- WHAT THE TASK ASKS
Copy out every line containing the word "this".

- DATA FOR PROCESSING
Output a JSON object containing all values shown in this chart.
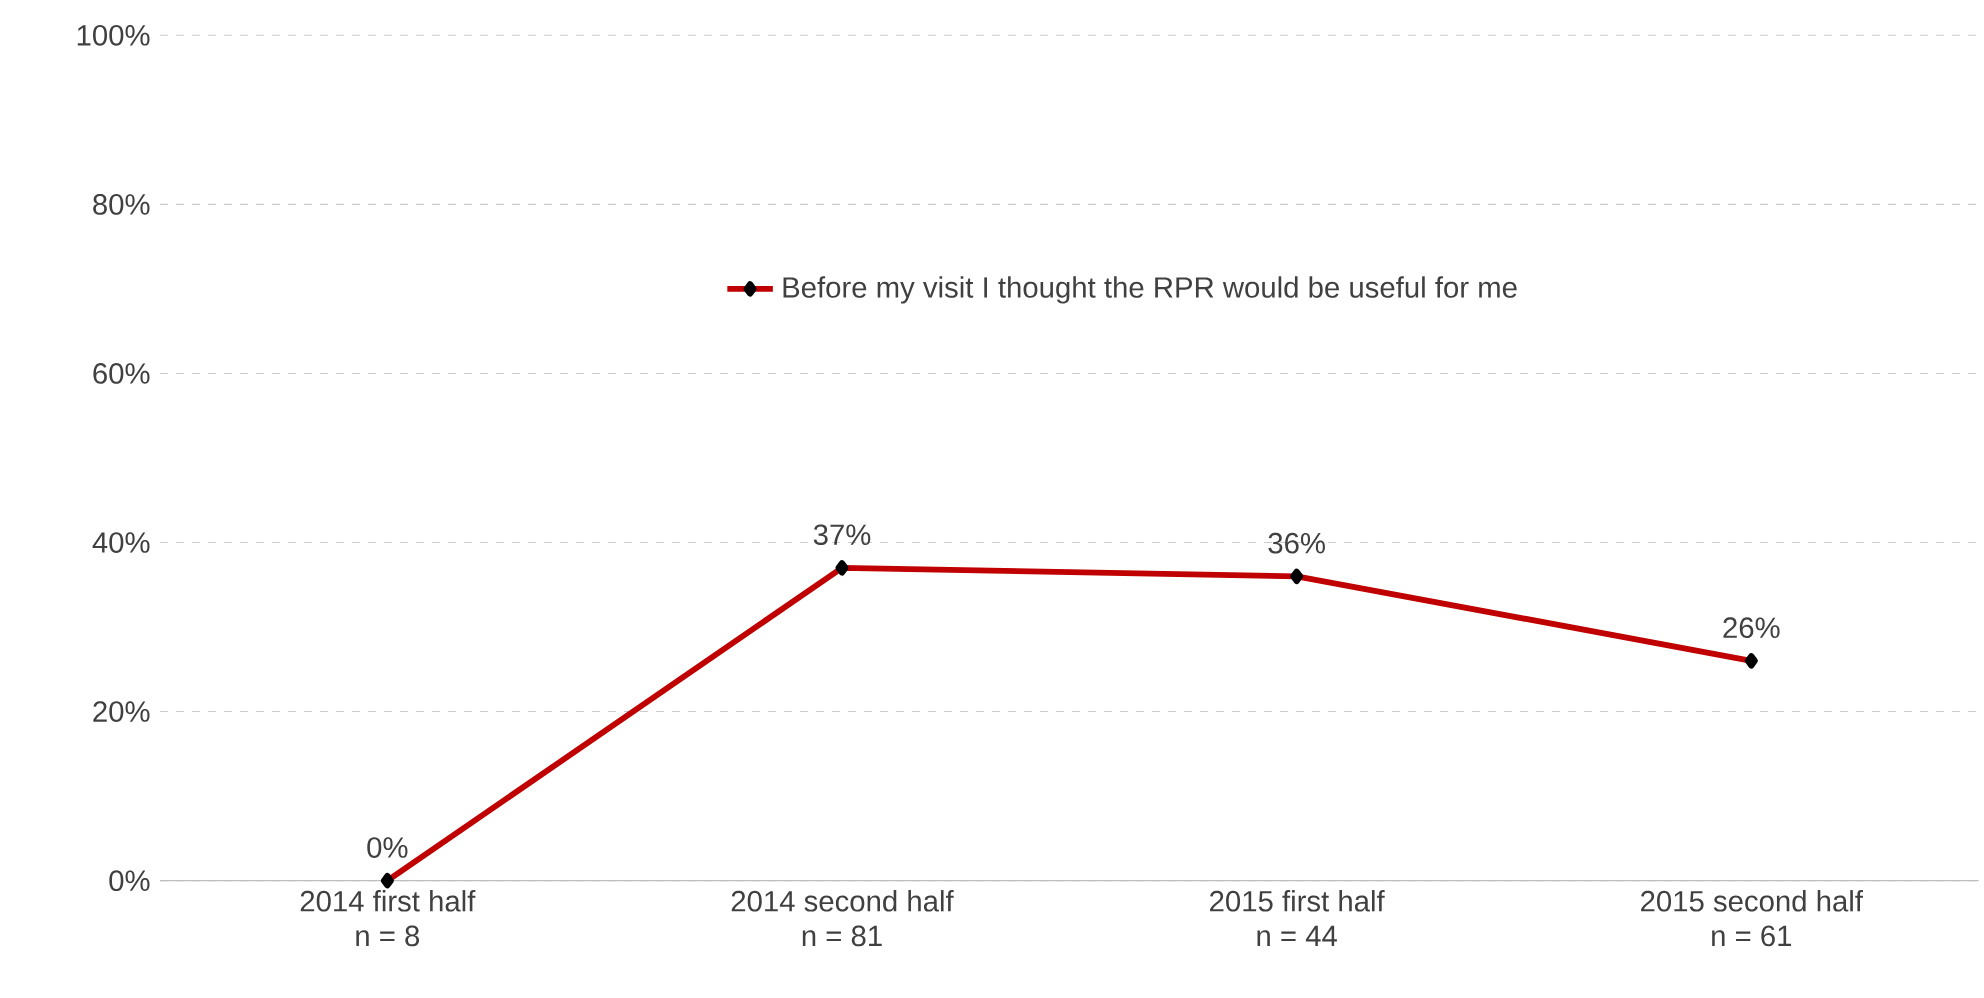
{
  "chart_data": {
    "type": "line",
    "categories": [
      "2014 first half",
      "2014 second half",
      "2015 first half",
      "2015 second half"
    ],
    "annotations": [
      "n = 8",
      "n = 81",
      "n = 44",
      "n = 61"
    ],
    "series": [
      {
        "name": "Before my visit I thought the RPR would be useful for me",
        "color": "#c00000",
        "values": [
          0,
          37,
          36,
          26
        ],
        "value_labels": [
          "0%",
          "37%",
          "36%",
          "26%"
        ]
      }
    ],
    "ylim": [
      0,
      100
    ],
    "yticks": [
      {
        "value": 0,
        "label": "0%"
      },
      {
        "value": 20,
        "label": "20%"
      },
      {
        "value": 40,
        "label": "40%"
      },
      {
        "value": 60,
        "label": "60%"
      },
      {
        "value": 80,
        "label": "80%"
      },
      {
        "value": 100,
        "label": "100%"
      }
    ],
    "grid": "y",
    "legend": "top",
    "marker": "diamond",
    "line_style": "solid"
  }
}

...

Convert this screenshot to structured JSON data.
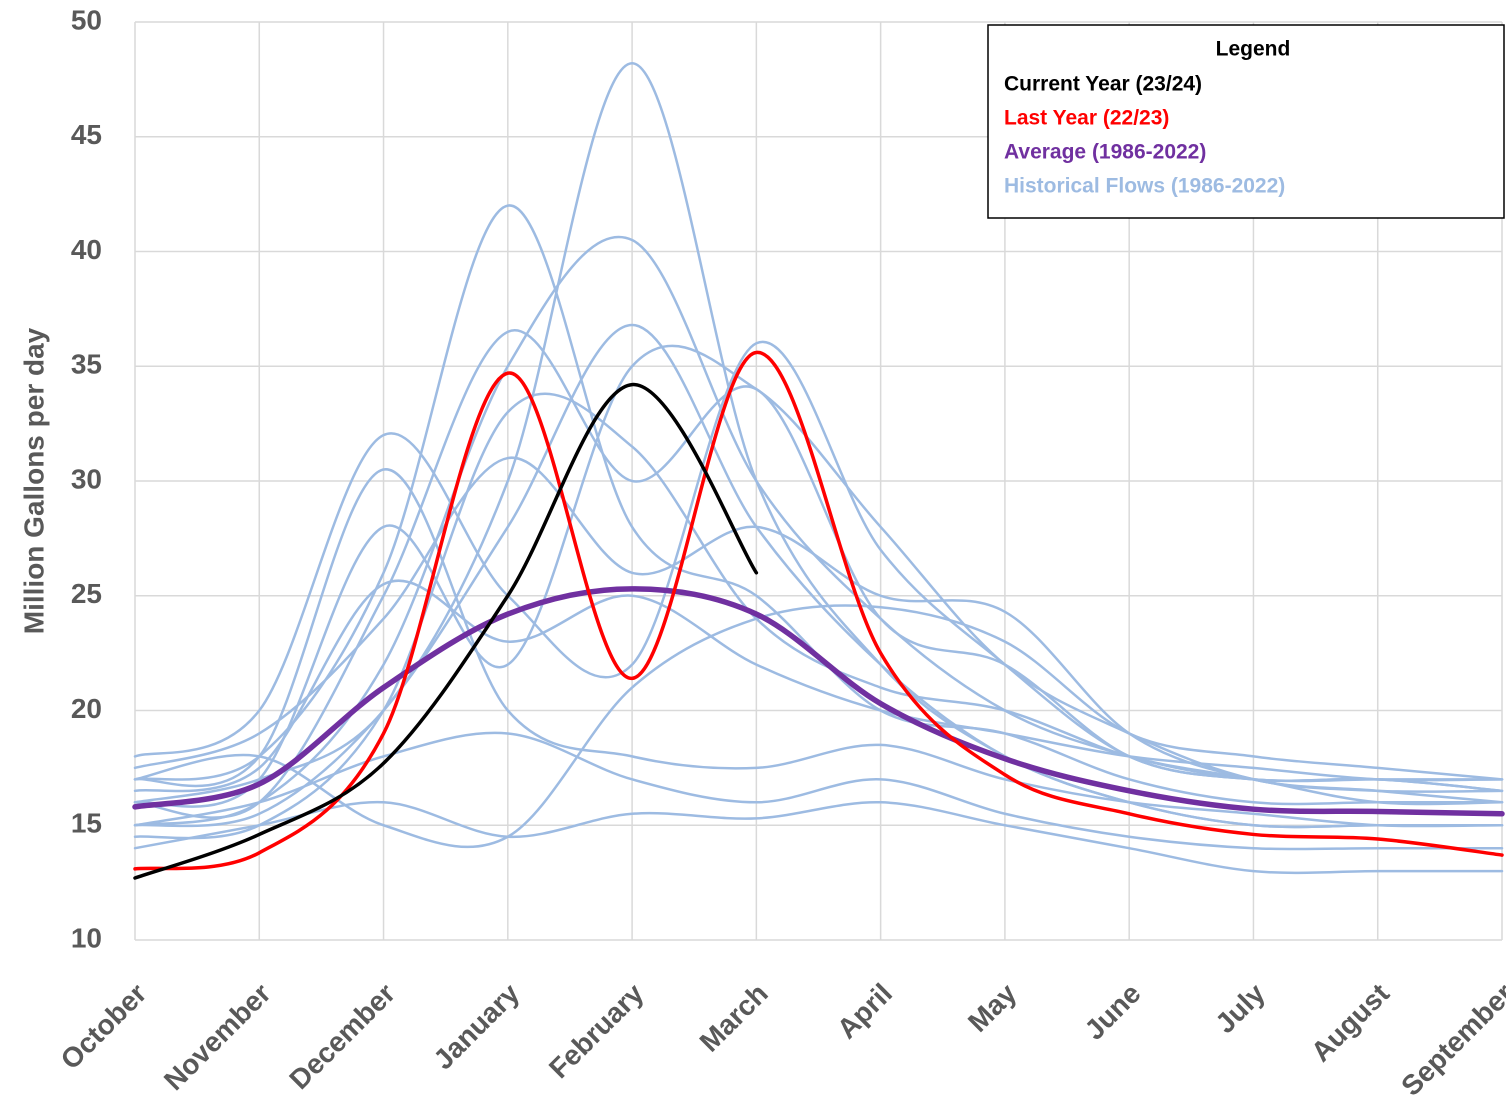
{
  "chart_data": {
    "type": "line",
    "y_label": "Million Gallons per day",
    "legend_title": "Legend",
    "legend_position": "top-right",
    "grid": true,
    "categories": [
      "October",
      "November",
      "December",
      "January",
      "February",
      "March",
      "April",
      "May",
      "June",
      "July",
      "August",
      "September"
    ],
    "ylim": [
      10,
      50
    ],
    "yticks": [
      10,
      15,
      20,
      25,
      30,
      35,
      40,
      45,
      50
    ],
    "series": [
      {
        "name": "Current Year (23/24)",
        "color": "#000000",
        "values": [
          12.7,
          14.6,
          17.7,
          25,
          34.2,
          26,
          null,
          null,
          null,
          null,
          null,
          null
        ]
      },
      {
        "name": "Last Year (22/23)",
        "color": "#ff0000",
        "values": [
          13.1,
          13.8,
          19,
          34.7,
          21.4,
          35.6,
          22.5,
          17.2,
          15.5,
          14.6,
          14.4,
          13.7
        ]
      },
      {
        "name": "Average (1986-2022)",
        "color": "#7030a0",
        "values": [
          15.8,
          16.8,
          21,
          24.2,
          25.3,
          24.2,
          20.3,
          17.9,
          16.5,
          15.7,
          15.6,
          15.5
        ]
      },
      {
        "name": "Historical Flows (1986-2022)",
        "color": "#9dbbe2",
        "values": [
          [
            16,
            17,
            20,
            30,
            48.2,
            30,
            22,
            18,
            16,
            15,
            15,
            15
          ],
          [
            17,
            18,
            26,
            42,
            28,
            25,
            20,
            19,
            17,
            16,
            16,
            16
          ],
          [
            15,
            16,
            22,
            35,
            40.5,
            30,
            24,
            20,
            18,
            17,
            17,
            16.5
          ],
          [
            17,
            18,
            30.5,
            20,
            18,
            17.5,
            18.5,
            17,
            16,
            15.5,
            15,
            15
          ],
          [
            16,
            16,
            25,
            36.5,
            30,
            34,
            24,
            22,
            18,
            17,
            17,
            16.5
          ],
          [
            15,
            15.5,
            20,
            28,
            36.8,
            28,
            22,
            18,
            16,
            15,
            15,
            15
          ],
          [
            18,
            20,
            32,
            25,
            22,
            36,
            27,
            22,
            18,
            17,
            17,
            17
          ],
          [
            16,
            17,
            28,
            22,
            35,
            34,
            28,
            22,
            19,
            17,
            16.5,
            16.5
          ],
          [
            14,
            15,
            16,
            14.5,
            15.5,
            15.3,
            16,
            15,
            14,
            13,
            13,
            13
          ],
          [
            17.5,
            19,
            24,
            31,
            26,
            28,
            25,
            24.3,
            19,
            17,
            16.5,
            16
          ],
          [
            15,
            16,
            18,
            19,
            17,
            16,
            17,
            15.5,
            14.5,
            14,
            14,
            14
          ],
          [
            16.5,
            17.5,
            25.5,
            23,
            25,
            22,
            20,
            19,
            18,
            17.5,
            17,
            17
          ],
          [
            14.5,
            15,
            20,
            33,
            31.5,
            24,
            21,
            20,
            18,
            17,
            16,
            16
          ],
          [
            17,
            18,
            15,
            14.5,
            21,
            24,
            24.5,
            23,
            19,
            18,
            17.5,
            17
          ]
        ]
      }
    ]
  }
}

==

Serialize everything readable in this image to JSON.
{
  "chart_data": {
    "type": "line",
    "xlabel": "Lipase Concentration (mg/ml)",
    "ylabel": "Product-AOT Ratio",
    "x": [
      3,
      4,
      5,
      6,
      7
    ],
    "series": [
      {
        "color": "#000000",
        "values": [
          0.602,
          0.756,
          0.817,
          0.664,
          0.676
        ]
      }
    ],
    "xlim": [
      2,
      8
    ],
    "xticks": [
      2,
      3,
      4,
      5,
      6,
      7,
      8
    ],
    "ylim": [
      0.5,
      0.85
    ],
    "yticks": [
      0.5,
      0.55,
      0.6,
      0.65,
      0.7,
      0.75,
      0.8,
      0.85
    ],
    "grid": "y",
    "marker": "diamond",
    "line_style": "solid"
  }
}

- CORRECT RESPONSE
Output a JSON object containing all values shown in this chart.
Convert this screenshot to structured JSON data.
Serialize everything readable in this image to JSON.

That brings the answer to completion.